| SHORT PROBLEM |
Every line of the material is to be repeated exactly as it stands.

| GIVEN DATA |
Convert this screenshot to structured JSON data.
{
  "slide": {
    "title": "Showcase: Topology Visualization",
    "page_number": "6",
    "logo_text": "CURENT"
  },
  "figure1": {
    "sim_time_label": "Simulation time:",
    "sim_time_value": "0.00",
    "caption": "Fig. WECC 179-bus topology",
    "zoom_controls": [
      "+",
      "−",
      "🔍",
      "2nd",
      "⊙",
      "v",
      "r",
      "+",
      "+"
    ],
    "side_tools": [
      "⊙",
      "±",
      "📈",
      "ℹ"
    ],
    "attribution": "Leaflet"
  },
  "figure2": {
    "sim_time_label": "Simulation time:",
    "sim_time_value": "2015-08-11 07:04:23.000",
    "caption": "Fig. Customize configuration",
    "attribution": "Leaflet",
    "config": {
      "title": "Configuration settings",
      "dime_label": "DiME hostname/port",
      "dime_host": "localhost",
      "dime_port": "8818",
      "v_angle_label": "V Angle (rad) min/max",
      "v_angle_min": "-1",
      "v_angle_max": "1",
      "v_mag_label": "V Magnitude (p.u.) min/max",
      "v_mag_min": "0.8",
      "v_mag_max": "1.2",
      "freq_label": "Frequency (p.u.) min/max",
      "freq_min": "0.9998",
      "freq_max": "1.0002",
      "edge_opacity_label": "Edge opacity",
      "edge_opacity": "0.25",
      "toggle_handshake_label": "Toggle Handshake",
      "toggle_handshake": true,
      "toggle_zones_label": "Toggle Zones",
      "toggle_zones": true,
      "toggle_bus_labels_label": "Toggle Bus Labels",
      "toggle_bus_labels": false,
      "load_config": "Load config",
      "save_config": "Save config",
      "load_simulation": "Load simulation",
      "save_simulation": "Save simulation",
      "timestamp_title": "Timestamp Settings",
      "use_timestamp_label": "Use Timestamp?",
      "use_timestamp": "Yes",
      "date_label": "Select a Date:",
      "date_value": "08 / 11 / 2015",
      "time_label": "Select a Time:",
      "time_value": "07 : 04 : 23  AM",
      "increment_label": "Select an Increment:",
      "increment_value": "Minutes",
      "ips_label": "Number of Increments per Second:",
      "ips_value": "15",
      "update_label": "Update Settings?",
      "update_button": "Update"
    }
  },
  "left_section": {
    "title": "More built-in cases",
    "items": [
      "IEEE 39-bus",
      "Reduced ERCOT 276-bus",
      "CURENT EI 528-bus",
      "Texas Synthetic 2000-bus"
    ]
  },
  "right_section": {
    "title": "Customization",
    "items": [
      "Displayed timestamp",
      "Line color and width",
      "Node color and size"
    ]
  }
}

| EXERCISE RESULT |
Convert this screenshot to structured JSON data.
{
  "slide": {
    "title": "Showcase: Topology Visualization",
    "page_number": "6",
    "logo_text": "CURENT"
  },
  "figure1": {
    "sim_time_label": "Simulation time:",
    "sim_time_value": "0.00",
    "caption": "Fig. WECC 179-bus topology",
    "zoom_controls": [
      "+",
      "−",
      "🔍",
      "2nd",
      "⊙",
      "v",
      "r",
      "+",
      "+"
    ],
    "side_tools": [
      "⊙",
      "±",
      "📈",
      "ℹ"
    ],
    "attribution": "Leaflet"
  },
  "figure2": {
    "sim_time_label": "Simulation time:",
    "sim_time_value": "2015-08-11 07:04:23.000",
    "caption": "Fig. Customize configuration",
    "attribution": "Leaflet",
    "config": {
      "title": "Configuration settings",
      "dime_label": "DiME hostname/port",
      "dime_host": "localhost",
      "dime_port": "8818",
      "v_angle_label": "V Angle (rad) min/max",
      "v_angle_min": "-1",
      "v_angle_max": "1",
      "v_mag_label": "V Magnitude (p.u.) min/max",
      "v_mag_min": "0.8",
      "v_mag_max": "1.2",
      "freq_label": "Frequency (p.u.) min/max",
      "freq_min": "0.9998",
      "freq_max": "1.0002",
      "edge_opacity_label": "Edge opacity",
      "edge_opacity": "0.25",
      "toggle_handshake_label": "Toggle Handshake",
      "toggle_handshake": true,
      "toggle_zones_label": "Toggle Zones",
      "toggle_zones": true,
      "toggle_bus_labels_label": "Toggle Bus Labels",
      "toggle_bus_labels": false,
      "load_config": "Load config",
      "save_config": "Save config",
      "load_simulation": "Load simulation",
      "save_simulation": "Save simulation",
      "timestamp_title": "Timestamp Settings",
      "use_timestamp_label": "Use Timestamp?",
      "use_timestamp": "Yes",
      "date_label": "Select a Date:",
      "date_value": "08 / 11 / 2015",
      "time_label": "Select a Time:",
      "time_value": "07 : 04 : 23  AM",
      "increment_label": "Select an Increment:",
      "increment_value": "Minutes",
      "ips_label": "Number of Increments per Second:",
      "ips_value": "15",
      "update_label": "Update Settings?",
      "update_button": "Update"
    }
  },
  "left_section": {
    "title": "More built-in cases",
    "items": [
      "IEEE 39-bus",
      "Reduced ERCOT 276-bus",
      "CURENT EI 528-bus",
      "Texas Synthetic 2000-bus"
    ]
  },
  "right_section": {
    "title": "Customization",
    "items": [
      "Displayed timestamp",
      "Line color and width",
      "Node color and size"
    ]
  }
}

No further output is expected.